■ Goal ■
Can you print every line of the records below, character for character, with no changes?

* * * *

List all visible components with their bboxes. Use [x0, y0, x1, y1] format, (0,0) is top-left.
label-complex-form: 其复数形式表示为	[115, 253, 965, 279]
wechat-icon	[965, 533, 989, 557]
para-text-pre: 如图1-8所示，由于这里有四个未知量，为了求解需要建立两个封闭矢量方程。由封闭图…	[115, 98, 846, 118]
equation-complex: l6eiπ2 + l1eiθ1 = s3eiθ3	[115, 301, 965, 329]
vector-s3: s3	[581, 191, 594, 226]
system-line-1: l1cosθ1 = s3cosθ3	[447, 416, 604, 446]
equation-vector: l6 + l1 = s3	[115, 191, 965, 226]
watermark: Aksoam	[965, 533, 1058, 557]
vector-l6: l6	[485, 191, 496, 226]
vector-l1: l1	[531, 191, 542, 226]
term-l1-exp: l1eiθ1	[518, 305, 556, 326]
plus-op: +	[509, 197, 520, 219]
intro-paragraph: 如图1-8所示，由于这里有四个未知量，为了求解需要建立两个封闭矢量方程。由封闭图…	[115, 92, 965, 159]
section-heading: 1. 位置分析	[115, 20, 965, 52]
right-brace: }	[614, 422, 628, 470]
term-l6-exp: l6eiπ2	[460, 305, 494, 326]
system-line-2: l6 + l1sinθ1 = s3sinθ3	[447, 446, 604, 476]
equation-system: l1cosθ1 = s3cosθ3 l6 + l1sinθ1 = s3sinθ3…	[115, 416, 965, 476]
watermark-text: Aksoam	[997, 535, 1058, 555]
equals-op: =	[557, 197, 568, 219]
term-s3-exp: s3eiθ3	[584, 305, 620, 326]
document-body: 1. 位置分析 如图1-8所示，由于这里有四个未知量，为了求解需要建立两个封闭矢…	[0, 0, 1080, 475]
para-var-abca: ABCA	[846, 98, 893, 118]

* * * *

■ Response to the exercise ■
List all visible components with their bboxes. Use [x0, y0, x1, y1] format, (0,0) is top-left.
label-complex-form: 其复数形式表示为	[115, 253, 965, 279]
wechat-icon	[965, 533, 989, 557]
para-text-pre: 如图1-8所示，由于这里有四个未知量，为了求解需要建立两个封闭矢量方程。由封闭图…	[115, 98, 846, 118]
equation-complex: l6eiπ2 + l1eiθ1 = s3eiθ3	[115, 301, 965, 329]
vector-s3: s3	[581, 191, 594, 226]
system-line-1: l1cosθ1 = s3cosθ3	[447, 416, 604, 446]
equation-vector: l6 + l1 = s3	[115, 191, 965, 226]
watermark: Aksoam	[965, 533, 1058, 557]
vector-l6: l6	[485, 191, 496, 226]
vector-l1: l1	[531, 191, 542, 226]
term-l1-exp: l1eiθ1	[518, 305, 556, 326]
plus-op: +	[509, 197, 520, 219]
intro-paragraph: 如图1-8所示，由于这里有四个未知量，为了求解需要建立两个封闭矢量方程。由封闭图…	[115, 92, 965, 159]
section-heading: 1. 位置分析	[115, 20, 965, 52]
right-brace: }	[614, 422, 628, 470]
term-l6-exp: l6eiπ2	[460, 305, 494, 326]
system-line-2: l6 + l1sinθ1 = s3sinθ3	[447, 446, 604, 476]
equation-system: l1cosθ1 = s3cosθ3 l6 + l1sinθ1 = s3sinθ3…	[115, 416, 965, 476]
watermark-text: Aksoam	[997, 535, 1058, 555]
equals-op: =	[557, 197, 568, 219]
term-s3-exp: s3eiθ3	[584, 305, 620, 326]
document-body: 1. 位置分析 如图1-8所示，由于这里有四个未知量，为了求解需要建立两个封闭矢…	[0, 0, 1080, 475]
para-var-abca: ABCA	[846, 98, 893, 118]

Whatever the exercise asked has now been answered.